*Short problem*: Omit all images. Transcribe the rest of the material below exactly.
════════
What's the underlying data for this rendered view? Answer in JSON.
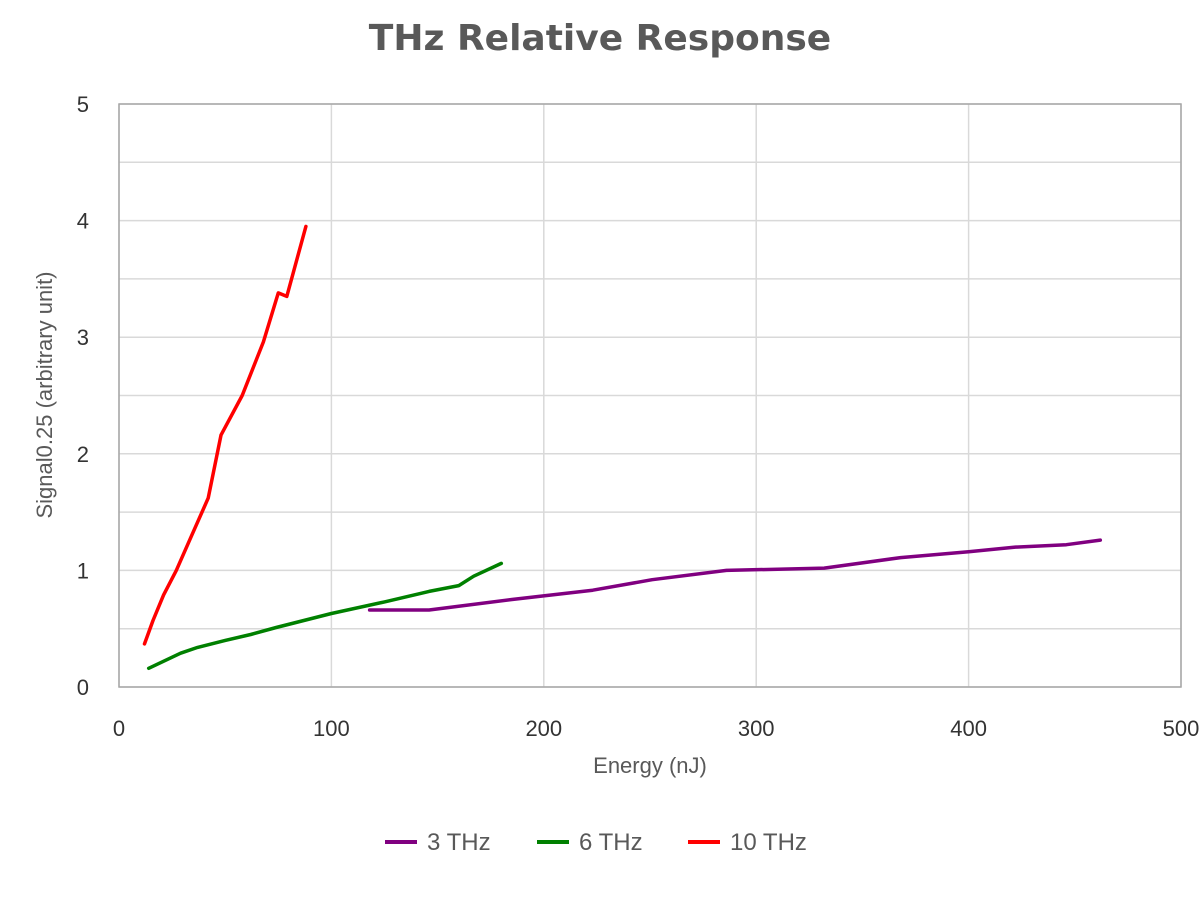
{
  "chart_data": {
    "type": "line",
    "title": "THz Relative Response",
    "xlabel": "Energy (nJ)",
    "ylabel": "Signal0.25 (arbitrary unit)",
    "xlim": [
      0,
      500
    ],
    "ylim": [
      0,
      5
    ],
    "x_ticks": [
      "0",
      "100",
      "200",
      "300",
      "400",
      "500"
    ],
    "y_ticks": [
      "0",
      "1",
      "2",
      "3",
      "4",
      "5"
    ],
    "grid": true,
    "legend_position": "bottom",
    "series": [
      {
        "name": "3 THz",
        "color": "#800080",
        "x": [
          118,
          146,
          185,
          223,
          251,
          286,
          332,
          368,
          400,
          422,
          446,
          462
        ],
        "y": [
          0.66,
          0.66,
          0.75,
          0.83,
          0.92,
          1.0,
          1.02,
          1.11,
          1.16,
          1.2,
          1.22,
          1.26
        ]
      },
      {
        "name": "6 THz",
        "color": "#008000",
        "x": [
          14,
          29,
          37,
          50,
          62,
          74,
          100,
          125,
          146,
          160,
          167,
          180
        ],
        "y": [
          0.16,
          0.29,
          0.34,
          0.4,
          0.45,
          0.51,
          0.63,
          0.73,
          0.82,
          0.87,
          0.95,
          1.06
        ]
      },
      {
        "name": "10 THz",
        "color": "#ff0000",
        "x": [
          12,
          16,
          21,
          27,
          34,
          42,
          48,
          58,
          68,
          75,
          79,
          88
        ],
        "y": [
          0.37,
          0.57,
          0.79,
          1.0,
          1.29,
          1.62,
          2.16,
          2.5,
          2.96,
          3.38,
          3.35,
          3.95
        ]
      }
    ]
  }
}
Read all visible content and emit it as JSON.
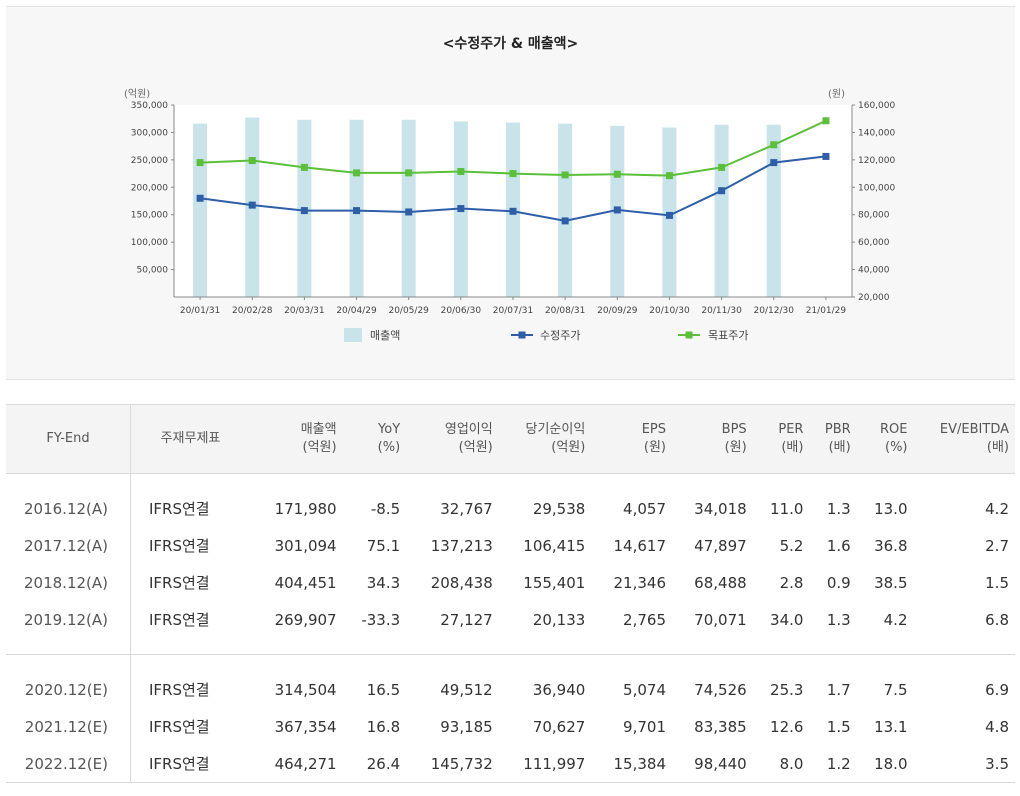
{
  "chart_data": {
    "type": "bar",
    "title": "<수정주가 & 매출액>",
    "left_unit": "(억원)",
    "right_unit": "(원)",
    "categories": [
      "20/01/31",
      "20/02/28",
      "20/03/31",
      "20/04/29",
      "20/05/29",
      "20/06/30",
      "20/07/31",
      "20/08/31",
      "20/09/29",
      "20/10/30",
      "20/11/30",
      "20/12/30",
      "21/01/29"
    ],
    "left_ticks": [
      "350,000",
      "300,000",
      "250,000",
      "200,000",
      "150,000",
      "100,000",
      "50,000"
    ],
    "right_ticks": [
      "160,000",
      "140,000",
      "120,000",
      "100,000",
      "80,000",
      "60,000",
      "40,000",
      "20,000"
    ],
    "left_ylim": [
      0,
      350000
    ],
    "right_ylim": [
      20000,
      160000
    ],
    "bar_series": {
      "name": "매출액",
      "axis": "left",
      "color": "#c8e4ea",
      "values": [
        316000,
        327000,
        323000,
        323000,
        323000,
        320000,
        318000,
        316000,
        312000,
        309000,
        314000,
        314000,
        null
      ]
    },
    "line_series": [
      {
        "name": "수정주가",
        "axis": "right",
        "color": "#2e5ea8",
        "values": [
          92000,
          87000,
          83000,
          83000,
          82000,
          84500,
          82500,
          75500,
          83500,
          79500,
          97500,
          118000,
          122500
        ]
      },
      {
        "name": "목표주가",
        "axis": "right",
        "color": "#5cbf3a",
        "values": [
          118000,
          119500,
          114500,
          110500,
          110500,
          111500,
          110000,
          109000,
          109500,
          108500,
          114500,
          131000,
          148500
        ]
      }
    ],
    "legend": [
      "매출액",
      "수정주가",
      "목표주가"
    ],
    "legend_position": "bottom",
    "grid": false
  },
  "table": {
    "headers": [
      {
        "line1": "FY-End",
        "line2": ""
      },
      {
        "line1": "주재무제표",
        "line2": ""
      },
      {
        "line1": "매출액",
        "line2": "(억원)"
      },
      {
        "line1": "YoY",
        "line2": "(%)"
      },
      {
        "line1": "영업이익",
        "line2": "(억원)"
      },
      {
        "line1": "당기순이익",
        "line2": "(억원)"
      },
      {
        "line1": "EPS",
        "line2": "(원)"
      },
      {
        "line1": "BPS",
        "line2": "(원)"
      },
      {
        "line1": "PER",
        "line2": "(배)"
      },
      {
        "line1": "PBR",
        "line2": "(배)"
      },
      {
        "line1": "ROE",
        "line2": "(%)"
      },
      {
        "line1": "EV/EBITDA",
        "line2": "(배)"
      }
    ],
    "actual_rows": [
      [
        "2016.12(A)",
        "IFRS연결",
        "171,980",
        "-8.5",
        "32,767",
        "29,538",
        "4,057",
        "34,018",
        "11.0",
        "1.3",
        "13.0",
        "4.2"
      ],
      [
        "2017.12(A)",
        "IFRS연결",
        "301,094",
        "75.1",
        "137,213",
        "106,415",
        "14,617",
        "47,897",
        "5.2",
        "1.6",
        "36.8",
        "2.7"
      ],
      [
        "2018.12(A)",
        "IFRS연결",
        "404,451",
        "34.3",
        "208,438",
        "155,401",
        "21,346",
        "68,488",
        "2.8",
        "0.9",
        "38.5",
        "1.5"
      ],
      [
        "2019.12(A)",
        "IFRS연결",
        "269,907",
        "-33.3",
        "27,127",
        "20,133",
        "2,765",
        "70,071",
        "34.0",
        "1.3",
        "4.2",
        "6.8"
      ]
    ],
    "estimate_rows": [
      [
        "2020.12(E)",
        "IFRS연결",
        "314,504",
        "16.5",
        "49,512",
        "36,940",
        "5,074",
        "74,526",
        "25.3",
        "1.7",
        "7.5",
        "6.9"
      ],
      [
        "2021.12(E)",
        "IFRS연결",
        "367,354",
        "16.8",
        "93,185",
        "70,627",
        "9,701",
        "83,385",
        "12.6",
        "1.5",
        "13.1",
        "4.8"
      ],
      [
        "2022.12(E)",
        "IFRS연결",
        "464,271",
        "26.4",
        "145,732",
        "111,997",
        "15,384",
        "98,440",
        "8.0",
        "1.2",
        "18.0",
        "3.5"
      ]
    ],
    "negative_color": "#e0312e"
  }
}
════════
*Final result*:
What's the underlying data for this rendered view? Answer in JSON.
{
  "chart_data": {
    "type": "line",
    "title": "THz Relative Response",
    "xlabel": "Energy (nJ)",
    "ylabel": "Signal0.25 (arbitrary unit)",
    "xlim": [
      0,
      500
    ],
    "ylim": [
      0,
      5
    ],
    "x_ticks": [
      "0",
      "100",
      "200",
      "300",
      "400",
      "500"
    ],
    "y_ticks": [
      "0",
      "1",
      "2",
      "3",
      "4",
      "5"
    ],
    "grid": true,
    "legend_position": "bottom",
    "series": [
      {
        "name": "3 THz",
        "color": "#800080",
        "x": [
          118,
          146,
          185,
          223,
          251,
          286,
          332,
          368,
          400,
          422,
          446,
          462
        ],
        "y": [
          0.66,
          0.66,
          0.75,
          0.83,
          0.92,
          1.0,
          1.02,
          1.11,
          1.16,
          1.2,
          1.22,
          1.26
        ]
      },
      {
        "name": "6 THz",
        "color": "#008000",
        "x": [
          14,
          29,
          37,
          50,
          62,
          74,
          100,
          125,
          146,
          160,
          167,
          180
        ],
        "y": [
          0.16,
          0.29,
          0.34,
          0.4,
          0.45,
          0.51,
          0.63,
          0.73,
          0.82,
          0.87,
          0.95,
          1.06
        ]
      },
      {
        "name": "10 THz",
        "color": "#ff0000",
        "x": [
          12,
          16,
          21,
          27,
          34,
          42,
          48,
          58,
          68,
          75,
          79,
          88
        ],
        "y": [
          0.37,
          0.57,
          0.79,
          1.0,
          1.29,
          1.62,
          2.16,
          2.5,
          2.96,
          3.38,
          3.35,
          3.95
        ]
      }
    ]
  }
}
Read all visible content and emit it as JSON.
{
  "chart_data": {
    "type": "bar",
    "title": "<수정주가 & 매출액>",
    "left_unit": "(억원)",
    "right_unit": "(원)",
    "categories": [
      "20/01/31",
      "20/02/28",
      "20/03/31",
      "20/04/29",
      "20/05/29",
      "20/06/30",
      "20/07/31",
      "20/08/31",
      "20/09/29",
      "20/10/30",
      "20/11/30",
      "20/12/30",
      "21/01/29"
    ],
    "left_ticks": [
      "350,000",
      "300,000",
      "250,000",
      "200,000",
      "150,000",
      "100,000",
      "50,000"
    ],
    "right_ticks": [
      "160,000",
      "140,000",
      "120,000",
      "100,000",
      "80,000",
      "60,000",
      "40,000",
      "20,000"
    ],
    "left_ylim": [
      0,
      350000
    ],
    "right_ylim": [
      20000,
      160000
    ],
    "bar_series": {
      "name": "매출액",
      "axis": "left",
      "color": "#c8e4ea",
      "values": [
        316000,
        327000,
        323000,
        323000,
        323000,
        320000,
        318000,
        316000,
        312000,
        309000,
        314000,
        314000,
        null
      ]
    },
    "line_series": [
      {
        "name": "수정주가",
        "axis": "right",
        "color": "#2e5ea8",
        "values": [
          92000,
          87000,
          83000,
          83000,
          82000,
          84500,
          82500,
          75500,
          83500,
          79500,
          97500,
          118000,
          122500
        ]
      },
      {
        "name": "목표주가",
        "axis": "right",
        "color": "#5cbf3a",
        "values": [
          118000,
          119500,
          114500,
          110500,
          110500,
          111500,
          110000,
          109000,
          109500,
          108500,
          114500,
          131000,
          148500
        ]
      }
    ],
    "legend": [
      "매출액",
      "수정주가",
      "목표주가"
    ],
    "legend_position": "bottom",
    "grid": false
  },
  "table": {
    "headers": [
      {
        "line1": "FY-End",
        "line2": ""
      },
      {
        "line1": "주재무제표",
        "line2": ""
      },
      {
        "line1": "매출액",
        "line2": "(억원)"
      },
      {
        "line1": "YoY",
        "line2": "(%)"
      },
      {
        "line1": "영업이익",
        "line2": "(억원)"
      },
      {
        "line1": "당기순이익",
        "line2": "(억원)"
      },
      {
        "line1": "EPS",
        "line2": "(원)"
      },
      {
        "line1": "BPS",
        "line2": "(원)"
      },
      {
        "line1": "PER",
        "line2": "(배)"
      },
      {
        "line1": "PBR",
        "line2": "(배)"
      },
      {
        "line1": "ROE",
        "line2": "(%)"
      },
      {
        "line1": "EV/EBITDA",
        "line2": "(배)"
      }
    ],
    "actual_rows": [
      [
        "2016.12(A)",
        "IFRS연결",
        "171,980",
        "-8.5",
        "32,767",
        "29,538",
        "4,057",
        "34,018",
        "11.0",
        "1.3",
        "13.0",
        "4.2"
      ],
      [
        "2017.12(A)",
        "IFRS연결",
        "301,094",
        "75.1",
        "137,213",
        "106,415",
        "14,617",
        "47,897",
        "5.2",
        "1.6",
        "36.8",
        "2.7"
      ],
      [
        "2018.12(A)",
        "IFRS연결",
        "404,451",
        "34.3",
        "208,438",
        "155,401",
        "21,346",
        "68,488",
        "2.8",
        "0.9",
        "38.5",
        "1.5"
      ],
      [
        "2019.12(A)",
        "IFRS연결",
        "269,907",
        "-33.3",
        "27,127",
        "20,133",
        "2,765",
        "70,071",
        "34.0",
        "1.3",
        "4.2",
        "6.8"
      ]
    ],
    "estimate_rows": [
      [
        "2020.12(E)",
        "IFRS연결",
        "314,504",
        "16.5",
        "49,512",
        "36,940",
        "5,074",
        "74,526",
        "25.3",
        "1.7",
        "7.5",
        "6.9"
      ],
      [
        "2021.12(E)",
        "IFRS연결",
        "367,354",
        "16.8",
        "93,185",
        "70,627",
        "9,701",
        "83,385",
        "12.6",
        "1.5",
        "13.1",
        "4.8"
      ],
      [
        "2022.12(E)",
        "IFRS연결",
        "464,271",
        "26.4",
        "145,732",
        "111,997",
        "15,384",
        "98,440",
        "8.0",
        "1.2",
        "18.0",
        "3.5"
      ]
    ],
    "negative_color": "#e0312e"
  }
}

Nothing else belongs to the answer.